## Begin Material to process

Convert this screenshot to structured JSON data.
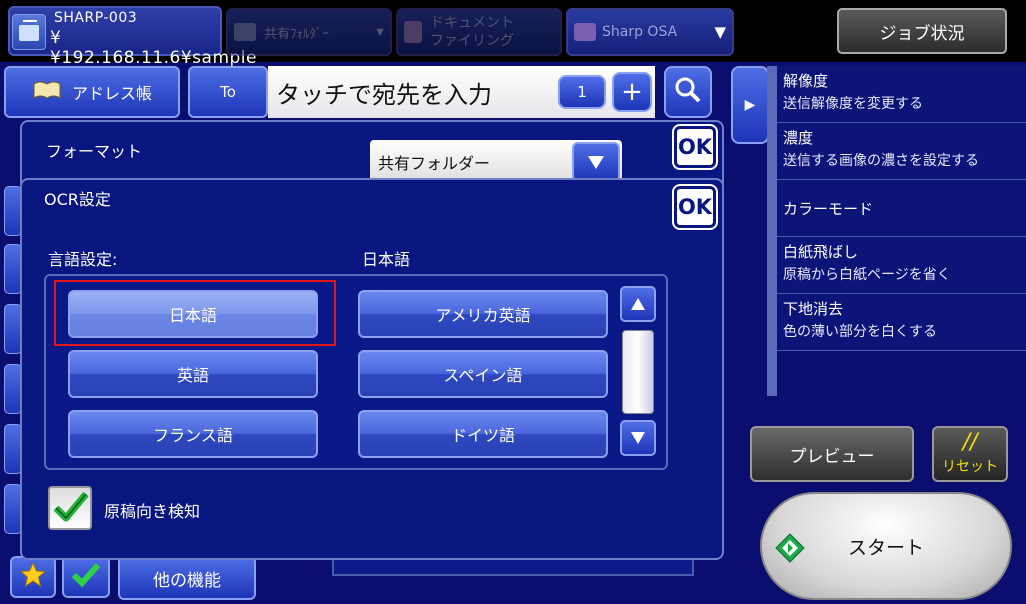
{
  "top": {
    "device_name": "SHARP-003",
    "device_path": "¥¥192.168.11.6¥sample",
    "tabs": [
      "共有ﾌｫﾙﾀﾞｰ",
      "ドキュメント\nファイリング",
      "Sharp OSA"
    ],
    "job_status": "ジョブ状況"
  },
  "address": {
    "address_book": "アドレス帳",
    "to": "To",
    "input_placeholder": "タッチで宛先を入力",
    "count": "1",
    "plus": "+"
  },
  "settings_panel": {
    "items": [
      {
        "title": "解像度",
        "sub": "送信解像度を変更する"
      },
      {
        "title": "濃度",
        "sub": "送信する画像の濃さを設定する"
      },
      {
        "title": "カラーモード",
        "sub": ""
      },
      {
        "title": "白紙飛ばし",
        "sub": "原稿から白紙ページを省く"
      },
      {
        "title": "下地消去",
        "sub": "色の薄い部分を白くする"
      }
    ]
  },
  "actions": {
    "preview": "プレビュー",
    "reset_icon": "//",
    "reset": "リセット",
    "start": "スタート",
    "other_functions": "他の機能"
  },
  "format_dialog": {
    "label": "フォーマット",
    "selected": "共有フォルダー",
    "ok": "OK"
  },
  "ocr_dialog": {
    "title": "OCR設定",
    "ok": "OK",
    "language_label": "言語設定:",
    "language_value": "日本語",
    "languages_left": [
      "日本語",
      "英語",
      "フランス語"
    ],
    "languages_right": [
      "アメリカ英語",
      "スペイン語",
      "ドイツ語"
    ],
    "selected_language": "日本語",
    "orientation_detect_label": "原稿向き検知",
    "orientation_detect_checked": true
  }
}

## End Material to process
## Begin Material to process

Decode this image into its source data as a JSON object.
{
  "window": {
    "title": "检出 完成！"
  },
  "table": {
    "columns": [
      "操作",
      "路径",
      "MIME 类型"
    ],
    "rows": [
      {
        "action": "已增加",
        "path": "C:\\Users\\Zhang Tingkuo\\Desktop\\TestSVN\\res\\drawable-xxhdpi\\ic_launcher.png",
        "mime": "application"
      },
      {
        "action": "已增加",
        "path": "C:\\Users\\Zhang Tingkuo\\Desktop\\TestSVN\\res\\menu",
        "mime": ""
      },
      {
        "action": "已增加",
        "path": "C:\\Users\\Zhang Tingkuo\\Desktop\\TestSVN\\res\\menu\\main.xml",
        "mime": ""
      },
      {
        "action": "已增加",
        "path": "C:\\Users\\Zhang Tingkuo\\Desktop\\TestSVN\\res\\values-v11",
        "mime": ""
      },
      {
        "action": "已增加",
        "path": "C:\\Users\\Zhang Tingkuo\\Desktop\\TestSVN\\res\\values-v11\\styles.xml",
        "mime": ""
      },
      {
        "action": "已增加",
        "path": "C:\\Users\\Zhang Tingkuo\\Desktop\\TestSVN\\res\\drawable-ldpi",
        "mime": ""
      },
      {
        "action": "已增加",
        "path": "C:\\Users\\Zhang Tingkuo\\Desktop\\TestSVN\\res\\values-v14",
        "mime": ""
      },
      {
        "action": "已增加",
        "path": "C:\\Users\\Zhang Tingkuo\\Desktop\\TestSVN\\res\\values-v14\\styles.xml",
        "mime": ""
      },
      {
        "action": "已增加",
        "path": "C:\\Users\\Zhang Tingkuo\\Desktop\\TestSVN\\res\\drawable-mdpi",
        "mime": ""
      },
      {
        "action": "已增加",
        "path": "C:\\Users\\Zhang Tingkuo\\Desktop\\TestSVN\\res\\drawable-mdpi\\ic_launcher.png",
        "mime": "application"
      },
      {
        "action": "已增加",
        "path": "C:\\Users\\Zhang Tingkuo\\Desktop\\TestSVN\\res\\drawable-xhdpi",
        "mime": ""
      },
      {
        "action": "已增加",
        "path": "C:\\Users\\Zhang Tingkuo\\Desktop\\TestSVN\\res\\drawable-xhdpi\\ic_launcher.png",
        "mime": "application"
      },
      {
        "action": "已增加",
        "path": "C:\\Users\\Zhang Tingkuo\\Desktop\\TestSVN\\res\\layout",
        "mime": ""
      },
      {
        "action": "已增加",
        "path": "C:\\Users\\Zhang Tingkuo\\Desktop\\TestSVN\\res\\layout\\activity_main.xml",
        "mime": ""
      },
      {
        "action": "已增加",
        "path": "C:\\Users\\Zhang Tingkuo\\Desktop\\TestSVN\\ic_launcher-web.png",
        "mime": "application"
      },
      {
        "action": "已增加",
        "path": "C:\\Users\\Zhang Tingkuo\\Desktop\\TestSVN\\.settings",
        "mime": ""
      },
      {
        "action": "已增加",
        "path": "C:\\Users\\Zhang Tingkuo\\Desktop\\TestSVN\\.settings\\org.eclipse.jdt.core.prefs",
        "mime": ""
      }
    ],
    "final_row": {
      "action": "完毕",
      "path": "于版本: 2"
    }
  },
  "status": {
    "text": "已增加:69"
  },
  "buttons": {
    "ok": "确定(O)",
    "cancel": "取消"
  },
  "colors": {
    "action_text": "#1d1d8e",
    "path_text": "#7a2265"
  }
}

## End Material to process

■ **What needs to be done**: Scan the data above and copy every line with "values" in it.

■ **Answer to this exercise**:
        "path": "C:\\Users\\Zhang Tingkuo\\Desktop\\TestSVN\\res\\values-v11",
        "path": "C:\\Users\\Zhang Tingkuo\\Desktop\\TestSVN\\res\\values-v11\\styles.xml",
        "path": "C:\\Users\\Zhang Tingkuo\\Desktop\\TestSVN\\res\\values-v14",
        "path": "C:\\Users\\Zhang Tingkuo\\Desktop\\TestSVN\\res\\values-v14\\styles.xml",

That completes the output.